-- start of INPUT --
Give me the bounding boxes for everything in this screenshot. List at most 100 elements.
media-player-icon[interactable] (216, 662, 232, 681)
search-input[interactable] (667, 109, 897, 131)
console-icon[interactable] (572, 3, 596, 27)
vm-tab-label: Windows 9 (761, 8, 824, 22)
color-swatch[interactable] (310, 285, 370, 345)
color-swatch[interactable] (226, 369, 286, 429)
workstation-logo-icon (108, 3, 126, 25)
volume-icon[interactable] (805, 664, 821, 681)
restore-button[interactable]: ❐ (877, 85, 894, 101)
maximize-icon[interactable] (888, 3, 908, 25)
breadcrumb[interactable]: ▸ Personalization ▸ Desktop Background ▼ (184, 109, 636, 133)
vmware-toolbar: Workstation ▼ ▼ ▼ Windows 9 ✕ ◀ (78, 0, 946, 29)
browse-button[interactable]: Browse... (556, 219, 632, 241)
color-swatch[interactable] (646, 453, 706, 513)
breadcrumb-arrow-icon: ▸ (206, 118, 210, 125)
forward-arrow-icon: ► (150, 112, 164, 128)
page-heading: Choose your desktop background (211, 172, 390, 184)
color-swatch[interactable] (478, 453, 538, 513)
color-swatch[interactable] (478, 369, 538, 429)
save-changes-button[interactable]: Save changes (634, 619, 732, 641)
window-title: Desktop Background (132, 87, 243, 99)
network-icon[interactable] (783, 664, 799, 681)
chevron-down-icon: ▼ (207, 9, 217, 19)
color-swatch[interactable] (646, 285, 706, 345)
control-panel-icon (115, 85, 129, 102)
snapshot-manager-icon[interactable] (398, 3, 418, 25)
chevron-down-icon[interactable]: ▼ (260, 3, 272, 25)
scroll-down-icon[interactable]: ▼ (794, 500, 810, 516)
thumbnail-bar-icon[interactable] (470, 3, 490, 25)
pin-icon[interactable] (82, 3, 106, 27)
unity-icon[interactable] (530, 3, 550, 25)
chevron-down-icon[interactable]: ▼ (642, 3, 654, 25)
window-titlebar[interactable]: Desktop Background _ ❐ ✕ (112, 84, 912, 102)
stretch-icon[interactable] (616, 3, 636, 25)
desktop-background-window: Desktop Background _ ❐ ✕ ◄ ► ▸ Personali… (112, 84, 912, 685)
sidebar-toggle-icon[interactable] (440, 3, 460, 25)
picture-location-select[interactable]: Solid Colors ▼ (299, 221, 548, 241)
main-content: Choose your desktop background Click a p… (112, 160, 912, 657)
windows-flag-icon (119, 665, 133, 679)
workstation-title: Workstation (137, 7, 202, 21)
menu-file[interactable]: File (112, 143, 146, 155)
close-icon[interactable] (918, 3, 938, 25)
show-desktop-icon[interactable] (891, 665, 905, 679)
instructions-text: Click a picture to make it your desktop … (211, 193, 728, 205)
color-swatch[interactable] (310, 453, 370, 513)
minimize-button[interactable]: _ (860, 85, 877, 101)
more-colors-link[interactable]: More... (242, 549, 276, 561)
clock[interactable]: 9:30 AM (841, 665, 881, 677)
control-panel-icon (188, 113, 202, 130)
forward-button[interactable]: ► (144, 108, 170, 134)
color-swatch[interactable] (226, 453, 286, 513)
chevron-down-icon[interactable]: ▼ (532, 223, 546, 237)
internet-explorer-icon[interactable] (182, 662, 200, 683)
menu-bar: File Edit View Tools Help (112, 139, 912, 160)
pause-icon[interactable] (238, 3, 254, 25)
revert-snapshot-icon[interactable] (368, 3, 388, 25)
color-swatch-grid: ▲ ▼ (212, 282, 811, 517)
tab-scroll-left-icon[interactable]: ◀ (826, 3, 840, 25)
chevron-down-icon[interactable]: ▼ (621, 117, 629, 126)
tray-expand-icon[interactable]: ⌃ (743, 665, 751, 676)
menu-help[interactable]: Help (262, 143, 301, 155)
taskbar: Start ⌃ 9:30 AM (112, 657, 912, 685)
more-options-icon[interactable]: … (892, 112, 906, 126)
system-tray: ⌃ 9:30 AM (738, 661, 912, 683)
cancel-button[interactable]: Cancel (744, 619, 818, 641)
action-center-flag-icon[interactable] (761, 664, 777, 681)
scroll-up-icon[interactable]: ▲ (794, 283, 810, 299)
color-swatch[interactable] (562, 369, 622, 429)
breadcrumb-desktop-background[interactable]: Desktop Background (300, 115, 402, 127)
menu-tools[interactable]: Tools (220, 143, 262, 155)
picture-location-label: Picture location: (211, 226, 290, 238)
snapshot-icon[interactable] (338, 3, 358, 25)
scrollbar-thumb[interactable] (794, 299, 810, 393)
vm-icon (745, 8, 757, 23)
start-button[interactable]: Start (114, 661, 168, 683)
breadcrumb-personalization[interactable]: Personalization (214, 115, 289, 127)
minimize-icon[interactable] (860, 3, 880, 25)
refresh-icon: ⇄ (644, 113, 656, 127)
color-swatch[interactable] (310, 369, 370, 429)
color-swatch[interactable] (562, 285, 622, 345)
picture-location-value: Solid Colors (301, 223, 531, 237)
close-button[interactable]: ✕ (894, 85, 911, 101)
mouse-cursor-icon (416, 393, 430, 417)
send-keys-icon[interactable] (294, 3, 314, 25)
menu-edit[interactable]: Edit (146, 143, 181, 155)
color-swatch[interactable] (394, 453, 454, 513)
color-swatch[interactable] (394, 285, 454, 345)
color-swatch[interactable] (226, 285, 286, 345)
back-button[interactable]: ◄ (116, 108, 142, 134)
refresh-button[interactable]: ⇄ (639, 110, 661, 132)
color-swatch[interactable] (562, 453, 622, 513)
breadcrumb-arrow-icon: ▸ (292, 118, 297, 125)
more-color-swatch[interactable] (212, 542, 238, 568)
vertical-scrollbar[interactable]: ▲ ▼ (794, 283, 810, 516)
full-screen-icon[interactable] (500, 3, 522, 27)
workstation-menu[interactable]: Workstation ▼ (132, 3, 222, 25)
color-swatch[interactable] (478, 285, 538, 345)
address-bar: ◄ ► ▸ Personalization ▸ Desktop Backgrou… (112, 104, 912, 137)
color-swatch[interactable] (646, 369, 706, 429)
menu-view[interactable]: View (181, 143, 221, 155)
-- end of INPUT --
## TASK TO CARRY OUT
How many lines in the entries above contain the string "refresh"? Give only the number.

## REPLY TO THE EXERCISE
2